• **EXERCISE GOAL**:
State how many lines of the data contain the word "również", and write nothing besides the number.

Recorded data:
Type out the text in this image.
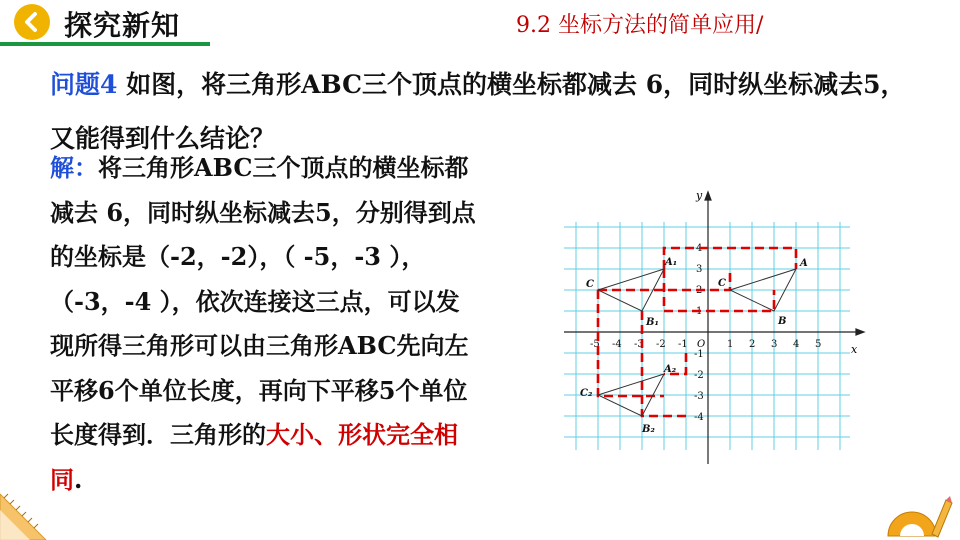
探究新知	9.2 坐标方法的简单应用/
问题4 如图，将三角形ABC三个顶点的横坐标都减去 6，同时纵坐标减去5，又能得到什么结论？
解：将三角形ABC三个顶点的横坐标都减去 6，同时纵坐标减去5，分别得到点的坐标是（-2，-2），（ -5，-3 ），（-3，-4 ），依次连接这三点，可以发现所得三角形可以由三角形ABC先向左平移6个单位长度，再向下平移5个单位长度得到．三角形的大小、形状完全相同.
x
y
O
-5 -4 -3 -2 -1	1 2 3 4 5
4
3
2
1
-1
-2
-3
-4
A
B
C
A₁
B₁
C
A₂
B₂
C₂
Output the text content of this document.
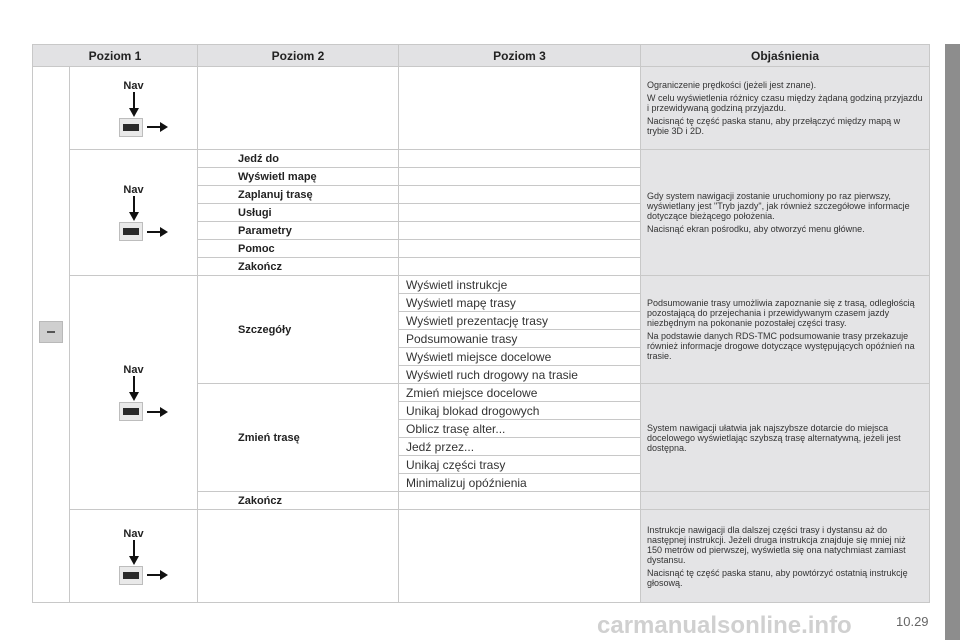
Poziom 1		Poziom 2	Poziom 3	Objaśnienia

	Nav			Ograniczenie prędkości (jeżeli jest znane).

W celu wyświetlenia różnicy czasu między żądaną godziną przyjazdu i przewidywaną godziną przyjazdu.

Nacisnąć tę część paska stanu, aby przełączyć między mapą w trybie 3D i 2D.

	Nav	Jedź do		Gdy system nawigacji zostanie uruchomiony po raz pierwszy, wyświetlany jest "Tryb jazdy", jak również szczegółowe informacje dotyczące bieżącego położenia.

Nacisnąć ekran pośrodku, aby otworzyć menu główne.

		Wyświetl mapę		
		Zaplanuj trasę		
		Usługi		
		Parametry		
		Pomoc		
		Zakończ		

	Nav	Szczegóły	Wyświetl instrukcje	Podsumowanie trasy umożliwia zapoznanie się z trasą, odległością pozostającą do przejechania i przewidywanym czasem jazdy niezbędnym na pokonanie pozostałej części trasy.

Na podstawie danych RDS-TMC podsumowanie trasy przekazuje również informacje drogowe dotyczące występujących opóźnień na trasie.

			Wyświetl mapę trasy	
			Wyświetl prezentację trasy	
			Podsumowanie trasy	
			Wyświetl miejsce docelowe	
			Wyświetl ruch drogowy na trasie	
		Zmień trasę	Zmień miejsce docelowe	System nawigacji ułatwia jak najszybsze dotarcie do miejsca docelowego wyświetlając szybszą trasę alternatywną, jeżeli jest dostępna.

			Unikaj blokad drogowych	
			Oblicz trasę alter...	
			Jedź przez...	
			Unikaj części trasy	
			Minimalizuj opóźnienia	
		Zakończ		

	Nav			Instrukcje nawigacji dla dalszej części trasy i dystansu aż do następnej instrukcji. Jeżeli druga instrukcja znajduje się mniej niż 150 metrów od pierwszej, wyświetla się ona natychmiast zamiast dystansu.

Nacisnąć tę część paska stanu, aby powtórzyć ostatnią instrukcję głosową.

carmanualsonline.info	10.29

• **SOLUTION TO THIS TASK**:
2